Material shown:
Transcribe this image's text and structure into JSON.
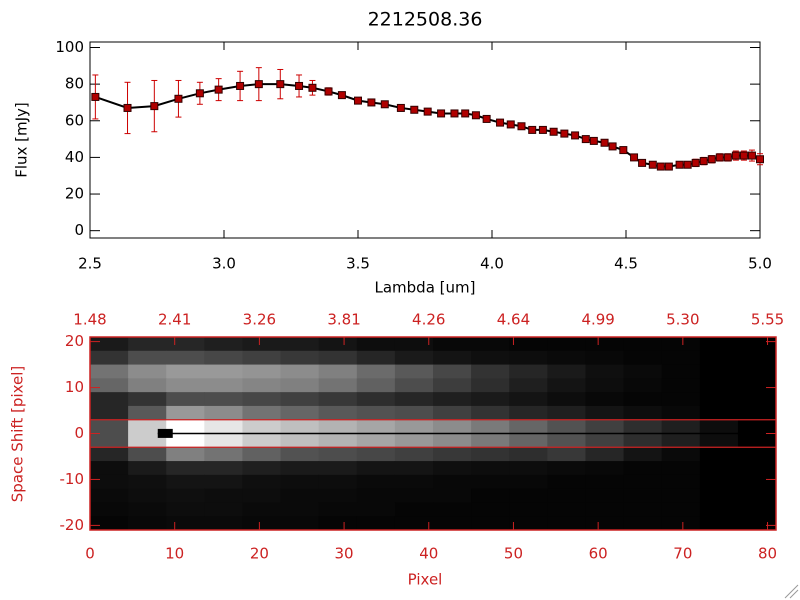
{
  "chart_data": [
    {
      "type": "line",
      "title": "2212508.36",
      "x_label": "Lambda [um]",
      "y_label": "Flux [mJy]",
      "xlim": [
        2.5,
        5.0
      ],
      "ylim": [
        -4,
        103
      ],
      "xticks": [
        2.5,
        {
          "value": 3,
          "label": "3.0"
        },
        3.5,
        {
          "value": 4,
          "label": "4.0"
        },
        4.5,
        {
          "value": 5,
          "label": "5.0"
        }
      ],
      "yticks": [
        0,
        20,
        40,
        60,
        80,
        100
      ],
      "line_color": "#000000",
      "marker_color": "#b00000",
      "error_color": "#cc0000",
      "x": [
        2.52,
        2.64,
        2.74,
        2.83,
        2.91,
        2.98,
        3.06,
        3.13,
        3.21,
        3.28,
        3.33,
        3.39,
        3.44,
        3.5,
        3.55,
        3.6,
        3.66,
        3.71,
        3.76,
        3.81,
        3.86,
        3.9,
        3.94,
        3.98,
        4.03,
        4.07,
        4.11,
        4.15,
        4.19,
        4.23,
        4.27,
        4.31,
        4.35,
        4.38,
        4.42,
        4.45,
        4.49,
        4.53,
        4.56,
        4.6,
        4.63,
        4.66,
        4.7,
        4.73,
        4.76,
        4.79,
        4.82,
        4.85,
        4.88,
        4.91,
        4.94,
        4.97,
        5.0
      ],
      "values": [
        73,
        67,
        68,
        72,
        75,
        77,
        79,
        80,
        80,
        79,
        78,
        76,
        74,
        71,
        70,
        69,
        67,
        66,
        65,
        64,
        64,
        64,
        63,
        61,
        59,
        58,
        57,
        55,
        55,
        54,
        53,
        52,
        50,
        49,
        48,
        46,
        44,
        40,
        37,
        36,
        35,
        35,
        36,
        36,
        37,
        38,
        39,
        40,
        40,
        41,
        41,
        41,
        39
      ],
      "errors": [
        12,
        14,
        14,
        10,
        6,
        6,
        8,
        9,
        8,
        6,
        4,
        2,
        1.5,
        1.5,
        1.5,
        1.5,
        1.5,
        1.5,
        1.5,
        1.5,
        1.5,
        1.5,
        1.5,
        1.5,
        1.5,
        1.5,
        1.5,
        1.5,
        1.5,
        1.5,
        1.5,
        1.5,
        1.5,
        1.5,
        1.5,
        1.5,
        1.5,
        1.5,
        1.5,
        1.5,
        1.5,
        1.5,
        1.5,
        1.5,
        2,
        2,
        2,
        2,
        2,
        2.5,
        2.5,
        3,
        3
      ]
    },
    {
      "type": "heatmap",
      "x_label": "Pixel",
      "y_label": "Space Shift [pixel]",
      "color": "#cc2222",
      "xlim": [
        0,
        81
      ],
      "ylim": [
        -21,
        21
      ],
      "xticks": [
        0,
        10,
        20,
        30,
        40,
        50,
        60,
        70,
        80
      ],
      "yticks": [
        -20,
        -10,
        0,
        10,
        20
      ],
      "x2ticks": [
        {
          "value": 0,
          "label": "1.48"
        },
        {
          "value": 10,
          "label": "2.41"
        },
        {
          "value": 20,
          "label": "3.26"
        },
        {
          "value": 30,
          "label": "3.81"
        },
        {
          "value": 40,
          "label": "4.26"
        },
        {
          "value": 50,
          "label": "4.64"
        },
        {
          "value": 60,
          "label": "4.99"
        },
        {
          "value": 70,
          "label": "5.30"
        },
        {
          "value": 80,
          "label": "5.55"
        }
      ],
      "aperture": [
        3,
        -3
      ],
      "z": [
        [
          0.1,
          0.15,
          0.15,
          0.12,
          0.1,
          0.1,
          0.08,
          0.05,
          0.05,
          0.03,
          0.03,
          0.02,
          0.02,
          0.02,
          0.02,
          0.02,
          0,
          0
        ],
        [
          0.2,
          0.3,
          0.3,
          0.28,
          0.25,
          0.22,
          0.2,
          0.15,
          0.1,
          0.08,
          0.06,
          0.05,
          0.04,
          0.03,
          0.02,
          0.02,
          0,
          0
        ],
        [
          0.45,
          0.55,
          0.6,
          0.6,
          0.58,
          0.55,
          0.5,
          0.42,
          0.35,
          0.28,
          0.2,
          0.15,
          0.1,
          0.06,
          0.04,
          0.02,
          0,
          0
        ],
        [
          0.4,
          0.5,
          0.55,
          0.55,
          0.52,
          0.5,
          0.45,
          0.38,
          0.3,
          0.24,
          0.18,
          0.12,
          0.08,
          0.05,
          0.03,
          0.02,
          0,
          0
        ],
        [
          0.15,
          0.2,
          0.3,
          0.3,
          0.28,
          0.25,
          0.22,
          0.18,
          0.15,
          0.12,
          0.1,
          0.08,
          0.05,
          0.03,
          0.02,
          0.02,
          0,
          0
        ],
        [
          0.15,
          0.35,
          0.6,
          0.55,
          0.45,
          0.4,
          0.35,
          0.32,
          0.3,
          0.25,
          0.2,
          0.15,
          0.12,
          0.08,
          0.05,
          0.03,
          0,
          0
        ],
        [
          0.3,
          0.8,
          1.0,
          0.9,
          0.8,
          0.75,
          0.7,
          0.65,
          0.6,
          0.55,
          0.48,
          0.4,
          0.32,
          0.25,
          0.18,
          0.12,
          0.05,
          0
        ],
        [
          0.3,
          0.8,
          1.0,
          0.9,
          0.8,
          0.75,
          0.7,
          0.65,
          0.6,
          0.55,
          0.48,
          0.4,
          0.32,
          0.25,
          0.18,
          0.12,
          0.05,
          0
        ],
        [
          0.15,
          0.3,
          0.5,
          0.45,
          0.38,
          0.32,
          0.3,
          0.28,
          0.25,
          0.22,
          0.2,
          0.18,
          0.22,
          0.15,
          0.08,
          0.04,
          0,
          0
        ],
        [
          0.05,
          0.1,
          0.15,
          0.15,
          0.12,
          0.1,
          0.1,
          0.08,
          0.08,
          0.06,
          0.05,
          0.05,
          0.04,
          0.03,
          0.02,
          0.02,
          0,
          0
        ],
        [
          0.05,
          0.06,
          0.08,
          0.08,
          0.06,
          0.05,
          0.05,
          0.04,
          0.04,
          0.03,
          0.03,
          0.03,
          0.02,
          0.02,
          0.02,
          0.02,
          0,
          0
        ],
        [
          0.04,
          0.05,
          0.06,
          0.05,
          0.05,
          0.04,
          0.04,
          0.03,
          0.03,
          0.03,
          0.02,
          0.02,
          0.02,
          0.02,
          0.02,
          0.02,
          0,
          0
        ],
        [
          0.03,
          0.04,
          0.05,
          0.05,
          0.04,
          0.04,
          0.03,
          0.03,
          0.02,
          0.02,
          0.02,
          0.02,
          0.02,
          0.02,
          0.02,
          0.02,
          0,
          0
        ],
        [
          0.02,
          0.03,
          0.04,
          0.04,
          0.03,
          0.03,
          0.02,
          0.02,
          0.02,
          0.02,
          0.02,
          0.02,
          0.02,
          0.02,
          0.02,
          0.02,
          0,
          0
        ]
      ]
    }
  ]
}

* * *

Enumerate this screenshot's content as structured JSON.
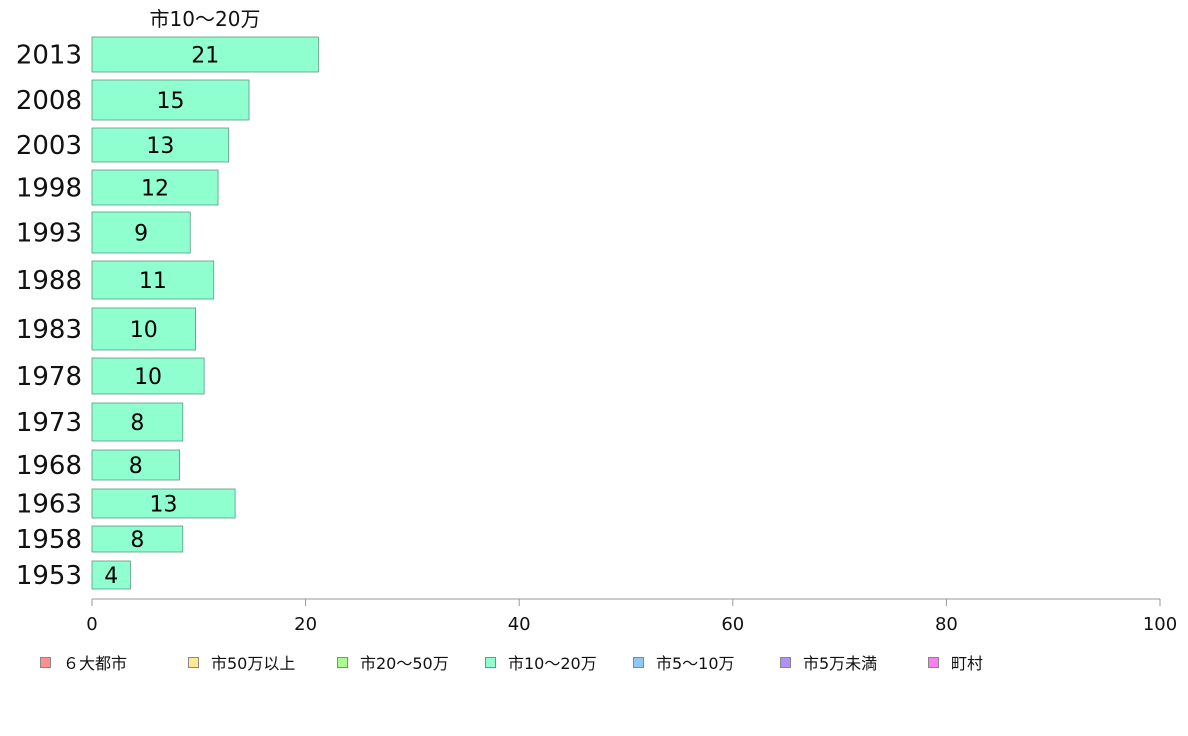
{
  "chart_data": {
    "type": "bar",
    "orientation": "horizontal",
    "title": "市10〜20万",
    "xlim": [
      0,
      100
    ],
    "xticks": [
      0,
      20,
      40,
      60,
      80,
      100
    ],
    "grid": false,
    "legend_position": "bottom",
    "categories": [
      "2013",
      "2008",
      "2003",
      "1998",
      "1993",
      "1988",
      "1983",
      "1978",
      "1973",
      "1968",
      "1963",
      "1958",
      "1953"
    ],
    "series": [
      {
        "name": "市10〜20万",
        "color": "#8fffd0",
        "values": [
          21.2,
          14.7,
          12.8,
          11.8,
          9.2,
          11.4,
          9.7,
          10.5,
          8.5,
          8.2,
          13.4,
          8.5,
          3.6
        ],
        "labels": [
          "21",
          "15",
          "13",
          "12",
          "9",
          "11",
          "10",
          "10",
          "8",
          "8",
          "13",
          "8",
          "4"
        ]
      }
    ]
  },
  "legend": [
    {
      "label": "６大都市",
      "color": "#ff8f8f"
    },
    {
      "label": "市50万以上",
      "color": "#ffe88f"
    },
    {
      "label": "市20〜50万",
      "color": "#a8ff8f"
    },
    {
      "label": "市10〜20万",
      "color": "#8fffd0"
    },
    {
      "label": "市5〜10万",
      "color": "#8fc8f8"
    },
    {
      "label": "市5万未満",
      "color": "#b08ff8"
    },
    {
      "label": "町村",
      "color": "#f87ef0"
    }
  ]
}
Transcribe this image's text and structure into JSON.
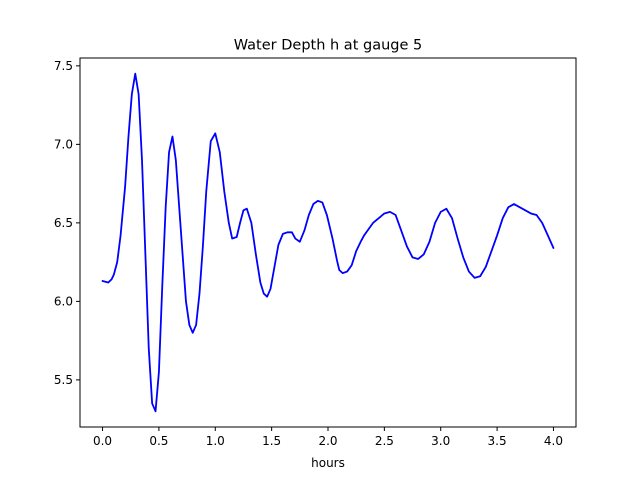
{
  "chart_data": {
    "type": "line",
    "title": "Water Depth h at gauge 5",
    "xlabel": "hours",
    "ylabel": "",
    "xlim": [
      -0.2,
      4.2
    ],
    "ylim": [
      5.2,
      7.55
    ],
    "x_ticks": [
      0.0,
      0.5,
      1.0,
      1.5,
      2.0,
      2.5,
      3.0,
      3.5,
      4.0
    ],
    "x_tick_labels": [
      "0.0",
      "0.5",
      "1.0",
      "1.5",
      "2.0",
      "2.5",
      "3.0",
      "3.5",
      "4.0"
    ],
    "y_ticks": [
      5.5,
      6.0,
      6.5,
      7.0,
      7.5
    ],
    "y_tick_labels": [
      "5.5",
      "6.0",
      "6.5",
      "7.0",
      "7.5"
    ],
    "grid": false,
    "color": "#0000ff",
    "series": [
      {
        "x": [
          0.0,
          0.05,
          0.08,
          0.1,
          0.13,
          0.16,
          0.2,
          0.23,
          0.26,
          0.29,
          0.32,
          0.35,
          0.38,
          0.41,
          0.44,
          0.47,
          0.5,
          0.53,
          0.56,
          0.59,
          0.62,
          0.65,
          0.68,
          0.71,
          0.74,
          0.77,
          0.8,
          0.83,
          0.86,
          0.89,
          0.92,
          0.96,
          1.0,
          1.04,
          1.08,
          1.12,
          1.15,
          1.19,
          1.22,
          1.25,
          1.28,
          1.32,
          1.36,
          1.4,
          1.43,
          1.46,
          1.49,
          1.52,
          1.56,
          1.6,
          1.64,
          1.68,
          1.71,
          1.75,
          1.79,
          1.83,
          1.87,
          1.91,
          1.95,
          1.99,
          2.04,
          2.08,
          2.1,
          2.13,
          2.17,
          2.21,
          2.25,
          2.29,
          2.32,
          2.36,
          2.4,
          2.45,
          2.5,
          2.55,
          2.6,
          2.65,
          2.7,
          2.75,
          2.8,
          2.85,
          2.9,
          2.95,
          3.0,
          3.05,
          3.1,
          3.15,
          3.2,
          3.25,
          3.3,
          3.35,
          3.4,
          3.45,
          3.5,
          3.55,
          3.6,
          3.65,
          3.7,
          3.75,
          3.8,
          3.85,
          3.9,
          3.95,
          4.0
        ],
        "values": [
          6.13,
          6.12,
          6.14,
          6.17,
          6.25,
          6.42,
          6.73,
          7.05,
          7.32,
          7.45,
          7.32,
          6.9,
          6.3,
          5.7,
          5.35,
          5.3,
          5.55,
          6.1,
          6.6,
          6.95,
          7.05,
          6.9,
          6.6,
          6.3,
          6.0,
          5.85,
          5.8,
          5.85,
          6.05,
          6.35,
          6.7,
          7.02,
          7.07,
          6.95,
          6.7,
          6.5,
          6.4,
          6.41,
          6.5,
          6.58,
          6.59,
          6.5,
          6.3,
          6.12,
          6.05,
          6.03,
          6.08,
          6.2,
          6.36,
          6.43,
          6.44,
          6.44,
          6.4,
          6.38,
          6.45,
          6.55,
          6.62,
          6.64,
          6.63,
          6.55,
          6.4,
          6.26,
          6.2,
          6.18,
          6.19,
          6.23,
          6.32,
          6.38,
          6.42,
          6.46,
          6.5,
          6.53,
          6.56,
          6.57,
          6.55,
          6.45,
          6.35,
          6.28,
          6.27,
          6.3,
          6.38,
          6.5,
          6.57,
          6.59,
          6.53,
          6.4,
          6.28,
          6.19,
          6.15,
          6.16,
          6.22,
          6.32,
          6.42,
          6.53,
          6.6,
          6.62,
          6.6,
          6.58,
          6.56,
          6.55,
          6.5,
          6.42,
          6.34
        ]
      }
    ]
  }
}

What to produce:
Look through the entries above and report each line where the string "title" occurs.

Exercise solution:
      "title": "2212508.36",
    "title": "市10〜20万",
    "title": "Water Depth h at gauge 5",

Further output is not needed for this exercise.